> _Instructions to follow_
Pick out each line of the records that includes the string "poste", and copy it.

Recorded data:
Begin

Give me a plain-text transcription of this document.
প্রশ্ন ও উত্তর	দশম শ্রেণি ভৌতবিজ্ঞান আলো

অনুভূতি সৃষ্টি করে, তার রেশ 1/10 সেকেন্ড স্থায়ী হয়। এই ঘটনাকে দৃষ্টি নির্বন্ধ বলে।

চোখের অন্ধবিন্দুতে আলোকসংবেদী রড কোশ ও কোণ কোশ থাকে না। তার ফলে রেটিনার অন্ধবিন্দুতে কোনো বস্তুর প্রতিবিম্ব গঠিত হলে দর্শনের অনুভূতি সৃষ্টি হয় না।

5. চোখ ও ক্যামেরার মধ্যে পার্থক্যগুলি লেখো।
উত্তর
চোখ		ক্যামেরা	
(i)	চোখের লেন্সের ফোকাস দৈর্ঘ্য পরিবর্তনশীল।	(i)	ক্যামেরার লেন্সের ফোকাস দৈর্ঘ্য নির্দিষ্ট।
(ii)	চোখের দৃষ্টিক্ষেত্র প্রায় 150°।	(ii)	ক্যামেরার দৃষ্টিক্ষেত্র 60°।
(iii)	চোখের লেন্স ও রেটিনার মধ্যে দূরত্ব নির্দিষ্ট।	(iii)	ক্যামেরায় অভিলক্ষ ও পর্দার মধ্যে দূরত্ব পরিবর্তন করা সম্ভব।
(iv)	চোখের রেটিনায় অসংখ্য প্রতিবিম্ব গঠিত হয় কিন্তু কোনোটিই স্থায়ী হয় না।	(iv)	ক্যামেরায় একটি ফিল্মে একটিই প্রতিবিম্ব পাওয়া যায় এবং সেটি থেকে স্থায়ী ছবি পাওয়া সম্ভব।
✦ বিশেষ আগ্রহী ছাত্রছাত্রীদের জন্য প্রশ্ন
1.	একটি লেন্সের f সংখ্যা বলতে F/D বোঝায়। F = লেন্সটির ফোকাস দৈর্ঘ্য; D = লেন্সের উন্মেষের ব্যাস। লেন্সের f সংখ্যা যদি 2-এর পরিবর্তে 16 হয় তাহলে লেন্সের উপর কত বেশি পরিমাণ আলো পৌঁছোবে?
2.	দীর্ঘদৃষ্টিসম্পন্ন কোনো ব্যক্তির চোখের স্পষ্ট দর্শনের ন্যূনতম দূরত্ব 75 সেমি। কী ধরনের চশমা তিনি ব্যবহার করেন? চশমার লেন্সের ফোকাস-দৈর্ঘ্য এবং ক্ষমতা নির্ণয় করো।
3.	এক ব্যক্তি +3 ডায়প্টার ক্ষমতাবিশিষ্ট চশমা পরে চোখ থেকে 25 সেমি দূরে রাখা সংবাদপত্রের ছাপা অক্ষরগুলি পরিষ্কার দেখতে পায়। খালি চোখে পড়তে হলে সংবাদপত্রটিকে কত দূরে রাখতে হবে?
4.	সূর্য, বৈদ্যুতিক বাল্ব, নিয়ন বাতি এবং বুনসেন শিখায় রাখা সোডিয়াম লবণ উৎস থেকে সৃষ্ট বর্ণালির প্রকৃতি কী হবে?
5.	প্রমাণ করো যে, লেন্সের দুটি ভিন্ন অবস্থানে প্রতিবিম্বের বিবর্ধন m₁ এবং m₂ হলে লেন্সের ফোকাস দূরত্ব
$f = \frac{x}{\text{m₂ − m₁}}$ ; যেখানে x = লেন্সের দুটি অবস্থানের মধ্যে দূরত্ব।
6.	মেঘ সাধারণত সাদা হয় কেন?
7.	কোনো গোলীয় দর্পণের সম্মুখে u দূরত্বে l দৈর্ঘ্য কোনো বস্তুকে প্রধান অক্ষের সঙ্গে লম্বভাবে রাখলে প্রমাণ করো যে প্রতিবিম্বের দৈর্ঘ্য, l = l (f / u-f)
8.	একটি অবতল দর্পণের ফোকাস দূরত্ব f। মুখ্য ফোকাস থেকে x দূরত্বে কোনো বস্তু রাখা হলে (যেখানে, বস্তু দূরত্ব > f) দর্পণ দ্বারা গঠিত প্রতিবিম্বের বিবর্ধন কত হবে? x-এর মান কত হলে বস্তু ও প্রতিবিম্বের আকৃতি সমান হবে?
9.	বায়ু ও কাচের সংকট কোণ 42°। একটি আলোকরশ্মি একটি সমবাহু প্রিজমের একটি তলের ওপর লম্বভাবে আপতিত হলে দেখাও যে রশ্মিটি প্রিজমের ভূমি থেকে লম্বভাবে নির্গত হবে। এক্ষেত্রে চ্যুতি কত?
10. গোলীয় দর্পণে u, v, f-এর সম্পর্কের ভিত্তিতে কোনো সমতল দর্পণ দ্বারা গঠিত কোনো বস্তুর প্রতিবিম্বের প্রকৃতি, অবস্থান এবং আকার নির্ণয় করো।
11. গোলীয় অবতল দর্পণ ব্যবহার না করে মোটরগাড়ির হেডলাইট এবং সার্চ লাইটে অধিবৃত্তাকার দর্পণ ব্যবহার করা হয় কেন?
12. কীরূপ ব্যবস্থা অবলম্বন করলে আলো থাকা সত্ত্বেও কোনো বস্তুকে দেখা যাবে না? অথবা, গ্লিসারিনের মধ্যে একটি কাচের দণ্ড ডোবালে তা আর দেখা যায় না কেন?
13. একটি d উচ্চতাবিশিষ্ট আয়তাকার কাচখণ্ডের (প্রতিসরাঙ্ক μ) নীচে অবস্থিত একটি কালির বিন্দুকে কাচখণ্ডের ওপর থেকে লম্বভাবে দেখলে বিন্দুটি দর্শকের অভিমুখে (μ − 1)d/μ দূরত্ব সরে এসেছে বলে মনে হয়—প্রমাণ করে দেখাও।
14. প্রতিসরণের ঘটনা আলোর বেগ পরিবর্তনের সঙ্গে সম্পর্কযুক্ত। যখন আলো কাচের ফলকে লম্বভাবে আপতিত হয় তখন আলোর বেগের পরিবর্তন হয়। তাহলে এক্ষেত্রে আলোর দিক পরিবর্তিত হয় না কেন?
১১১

End
Begin

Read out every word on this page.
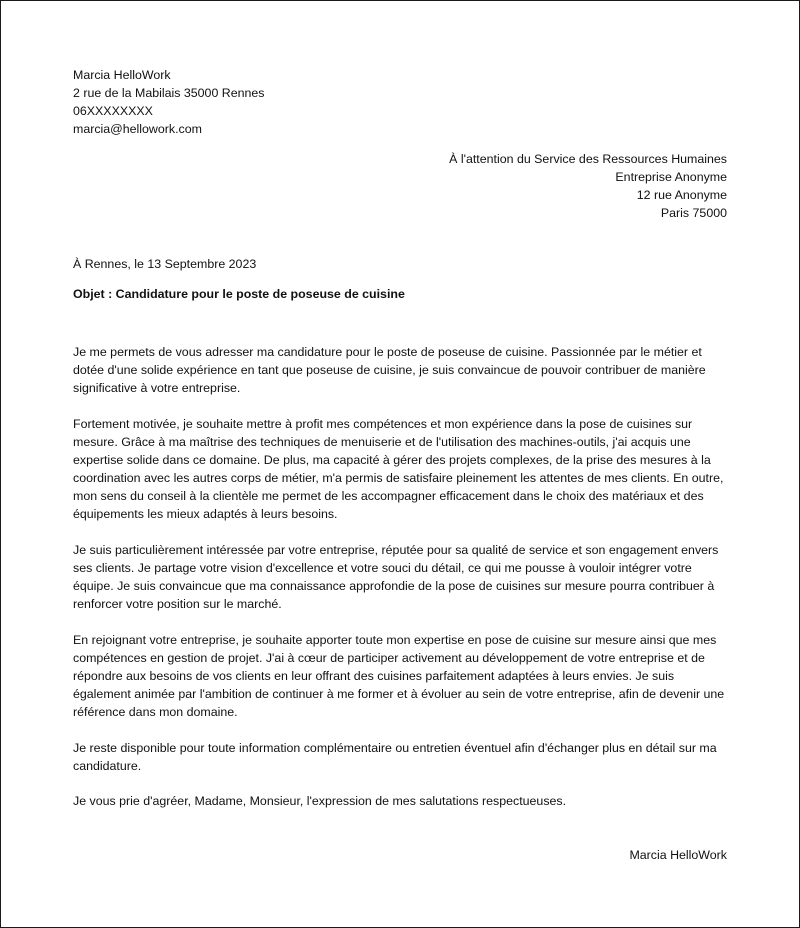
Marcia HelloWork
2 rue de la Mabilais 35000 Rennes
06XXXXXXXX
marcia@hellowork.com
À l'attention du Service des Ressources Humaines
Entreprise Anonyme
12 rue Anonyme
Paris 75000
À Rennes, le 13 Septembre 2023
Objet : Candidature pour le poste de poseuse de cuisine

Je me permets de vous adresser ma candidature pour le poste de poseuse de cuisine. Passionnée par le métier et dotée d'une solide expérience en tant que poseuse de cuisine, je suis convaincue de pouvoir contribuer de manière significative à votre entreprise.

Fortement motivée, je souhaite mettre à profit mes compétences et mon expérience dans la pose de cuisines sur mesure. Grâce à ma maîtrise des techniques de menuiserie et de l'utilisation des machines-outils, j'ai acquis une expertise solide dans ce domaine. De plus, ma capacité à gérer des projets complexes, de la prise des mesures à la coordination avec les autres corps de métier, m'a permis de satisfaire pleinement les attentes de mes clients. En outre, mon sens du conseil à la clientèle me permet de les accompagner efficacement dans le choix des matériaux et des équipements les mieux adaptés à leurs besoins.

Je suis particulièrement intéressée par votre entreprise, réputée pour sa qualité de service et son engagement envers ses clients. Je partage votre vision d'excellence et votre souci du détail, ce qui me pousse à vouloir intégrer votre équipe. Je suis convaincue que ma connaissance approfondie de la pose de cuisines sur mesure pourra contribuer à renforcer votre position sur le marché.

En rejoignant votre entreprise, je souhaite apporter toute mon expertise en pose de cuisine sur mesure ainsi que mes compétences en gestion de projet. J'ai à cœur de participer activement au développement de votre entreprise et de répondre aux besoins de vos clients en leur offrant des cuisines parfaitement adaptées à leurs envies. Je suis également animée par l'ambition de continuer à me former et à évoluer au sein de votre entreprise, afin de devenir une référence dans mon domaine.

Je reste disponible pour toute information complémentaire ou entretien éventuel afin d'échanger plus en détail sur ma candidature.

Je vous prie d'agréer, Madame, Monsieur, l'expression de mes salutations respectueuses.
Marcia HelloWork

End

> _Exercise solution_
Objet : Candidature pour le poste de poseuse de cuisine
Je me permets de vous adresser ma candidature pour le poste de poseuse de cuisine. Passionnée par le métier et dotée d'une solide expérience en tant que poseuse de cuisine, je suis convaincue de pouvoir contribuer de manière significative à votre entreprise.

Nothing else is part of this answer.